• To do
Transcribe the full listing exactly, and drop every picture.

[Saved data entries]
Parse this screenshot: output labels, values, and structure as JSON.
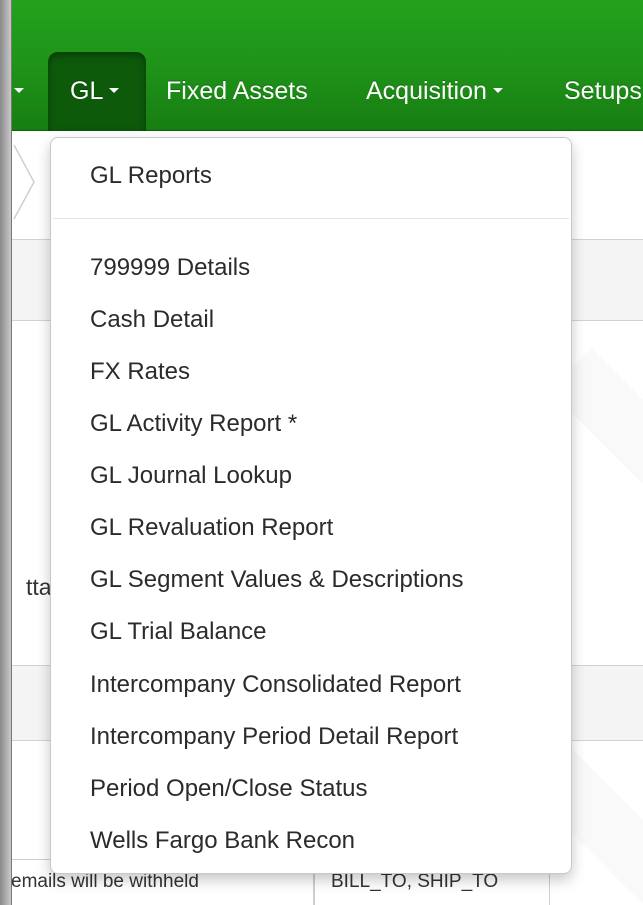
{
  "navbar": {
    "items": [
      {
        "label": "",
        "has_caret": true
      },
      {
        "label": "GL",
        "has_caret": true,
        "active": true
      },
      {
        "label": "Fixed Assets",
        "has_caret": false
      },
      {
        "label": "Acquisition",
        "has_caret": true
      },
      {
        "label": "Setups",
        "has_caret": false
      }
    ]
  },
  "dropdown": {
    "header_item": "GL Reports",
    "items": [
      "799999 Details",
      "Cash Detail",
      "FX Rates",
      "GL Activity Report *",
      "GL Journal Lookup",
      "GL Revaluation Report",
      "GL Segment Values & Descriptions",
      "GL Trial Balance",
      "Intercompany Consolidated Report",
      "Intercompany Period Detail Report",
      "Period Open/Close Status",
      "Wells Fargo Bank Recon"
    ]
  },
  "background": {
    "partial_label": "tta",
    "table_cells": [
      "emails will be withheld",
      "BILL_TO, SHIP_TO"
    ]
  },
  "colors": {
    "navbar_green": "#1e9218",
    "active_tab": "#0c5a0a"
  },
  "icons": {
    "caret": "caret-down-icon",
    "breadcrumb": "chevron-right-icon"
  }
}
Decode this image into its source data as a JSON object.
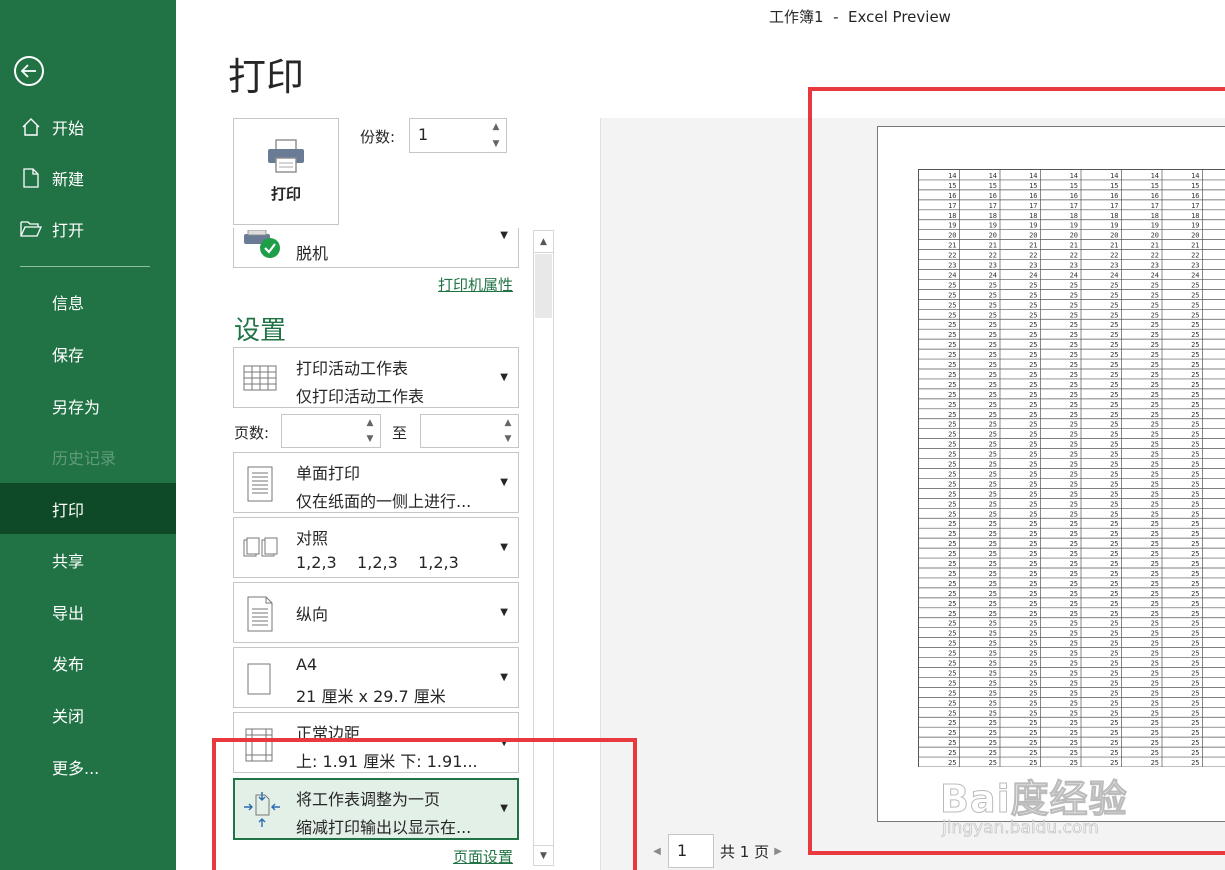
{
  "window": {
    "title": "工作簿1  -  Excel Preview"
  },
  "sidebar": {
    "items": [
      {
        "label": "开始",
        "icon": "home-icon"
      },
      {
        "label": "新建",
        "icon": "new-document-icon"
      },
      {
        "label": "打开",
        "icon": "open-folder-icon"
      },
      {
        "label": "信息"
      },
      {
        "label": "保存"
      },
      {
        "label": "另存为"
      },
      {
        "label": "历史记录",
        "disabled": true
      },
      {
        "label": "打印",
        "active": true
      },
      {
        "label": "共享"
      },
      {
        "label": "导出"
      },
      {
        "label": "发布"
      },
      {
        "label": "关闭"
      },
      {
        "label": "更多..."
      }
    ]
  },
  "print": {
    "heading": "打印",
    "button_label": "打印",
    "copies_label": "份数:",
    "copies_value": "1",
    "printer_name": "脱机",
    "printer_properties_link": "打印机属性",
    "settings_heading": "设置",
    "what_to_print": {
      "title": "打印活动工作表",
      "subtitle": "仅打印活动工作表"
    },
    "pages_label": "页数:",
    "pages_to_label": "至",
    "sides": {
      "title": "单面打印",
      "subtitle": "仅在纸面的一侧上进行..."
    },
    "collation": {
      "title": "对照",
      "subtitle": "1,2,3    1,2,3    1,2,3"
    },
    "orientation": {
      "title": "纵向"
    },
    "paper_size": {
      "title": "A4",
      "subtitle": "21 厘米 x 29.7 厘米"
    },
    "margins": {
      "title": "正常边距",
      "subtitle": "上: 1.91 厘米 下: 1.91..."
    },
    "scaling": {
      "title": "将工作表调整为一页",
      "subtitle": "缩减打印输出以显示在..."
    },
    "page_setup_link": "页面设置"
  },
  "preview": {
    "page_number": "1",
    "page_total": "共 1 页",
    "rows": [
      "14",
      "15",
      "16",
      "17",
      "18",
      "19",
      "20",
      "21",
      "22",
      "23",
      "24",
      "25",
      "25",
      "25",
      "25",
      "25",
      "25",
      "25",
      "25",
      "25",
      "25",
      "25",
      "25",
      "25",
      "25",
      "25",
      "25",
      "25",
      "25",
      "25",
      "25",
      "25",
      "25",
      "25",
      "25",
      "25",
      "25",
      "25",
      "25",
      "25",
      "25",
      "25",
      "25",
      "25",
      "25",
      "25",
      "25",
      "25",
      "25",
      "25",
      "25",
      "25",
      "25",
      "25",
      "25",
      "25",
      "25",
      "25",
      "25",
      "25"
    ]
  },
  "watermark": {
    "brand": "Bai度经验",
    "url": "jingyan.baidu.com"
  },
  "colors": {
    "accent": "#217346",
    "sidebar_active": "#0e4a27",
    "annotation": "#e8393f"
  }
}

• Exercise solution
Parse this screenshot: output labels, values, and structure as JSON.
{
  "navbar": {
    "items": [
      {
        "label": "",
        "has_caret": true
      },
      {
        "label": "GL",
        "has_caret": true,
        "active": true
      },
      {
        "label": "Fixed Assets",
        "has_caret": false
      },
      {
        "label": "Acquisition",
        "has_caret": true
      },
      {
        "label": "Setups",
        "has_caret": false
      }
    ]
  },
  "dropdown": {
    "header_item": "GL Reports",
    "items": [
      "799999 Details",
      "Cash Detail",
      "FX Rates",
      "GL Activity Report *",
      "GL Journal Lookup",
      "GL Revaluation Report",
      "GL Segment Values & Descriptions",
      "GL Trial Balance",
      "Intercompany Consolidated Report",
      "Intercompany Period Detail Report",
      "Period Open/Close Status",
      "Wells Fargo Bank Recon"
    ]
  },
  "background": {
    "partial_label": "tta",
    "table_cells": [
      "emails will be withheld",
      "BILL_TO, SHIP_TO"
    ]
  },
  "colors": {
    "navbar_green": "#1e9218",
    "active_tab": "#0c5a0a"
  },
  "icons": {
    "caret": "caret-down-icon",
    "breadcrumb": "chevron-right-icon"
  }
}
Decode this image into its source data as a JSON object.
{
  "window": {
    "title": "工作簿1  -  Excel Preview"
  },
  "sidebar": {
    "items": [
      {
        "label": "开始",
        "icon": "home-icon"
      },
      {
        "label": "新建",
        "icon": "new-document-icon"
      },
      {
        "label": "打开",
        "icon": "open-folder-icon"
      },
      {
        "label": "信息"
      },
      {
        "label": "保存"
      },
      {
        "label": "另存为"
      },
      {
        "label": "历史记录",
        "disabled": true
      },
      {
        "label": "打印",
        "active": true
      },
      {
        "label": "共享"
      },
      {
        "label": "导出"
      },
      {
        "label": "发布"
      },
      {
        "label": "关闭"
      },
      {
        "label": "更多..."
      }
    ]
  },
  "print": {
    "heading": "打印",
    "button_label": "打印",
    "copies_label": "份数:",
    "copies_value": "1",
    "printer_name": "脱机",
    "printer_properties_link": "打印机属性",
    "settings_heading": "设置",
    "what_to_print": {
      "title": "打印活动工作表",
      "subtitle": "仅打印活动工作表"
    },
    "pages_label": "页数:",
    "pages_to_label": "至",
    "sides": {
      "title": "单面打印",
      "subtitle": "仅在纸面的一侧上进行..."
    },
    "collation": {
      "title": "对照",
      "subtitle": "1,2,3    1,2,3    1,2,3"
    },
    "orientation": {
      "title": "纵向"
    },
    "paper_size": {
      "title": "A4",
      "subtitle": "21 厘米 x 29.7 厘米"
    },
    "margins": {
      "title": "正常边距",
      "subtitle": "上: 1.91 厘米 下: 1.91..."
    },
    "scaling": {
      "title": "将工作表调整为一页",
      "subtitle": "缩减打印输出以显示在..."
    },
    "page_setup_link": "页面设置"
  },
  "preview": {
    "page_number": "1",
    "page_total": "共 1 页",
    "rows": [
      "14",
      "15",
      "16",
      "17",
      "18",
      "19",
      "20",
      "21",
      "22",
      "23",
      "24",
      "25",
      "25",
      "25",
      "25",
      "25",
      "25",
      "25",
      "25",
      "25",
      "25",
      "25",
      "25",
      "25",
      "25",
      "25",
      "25",
      "25",
      "25",
      "25",
      "25",
      "25",
      "25",
      "25",
      "25",
      "25",
      "25",
      "25",
      "25",
      "25",
      "25",
      "25",
      "25",
      "25",
      "25",
      "25",
      "25",
      "25",
      "25",
      "25",
      "25",
      "25",
      "25",
      "25",
      "25",
      "25",
      "25",
      "25",
      "25",
      "25"
    ]
  },
  "watermark": {
    "brand": "Bai度经验",
    "url": "jingyan.baidu.com"
  },
  "colors": {
    "accent": "#217346",
    "sidebar_active": "#0e4a27",
    "annotation": "#e8393f"
  }
}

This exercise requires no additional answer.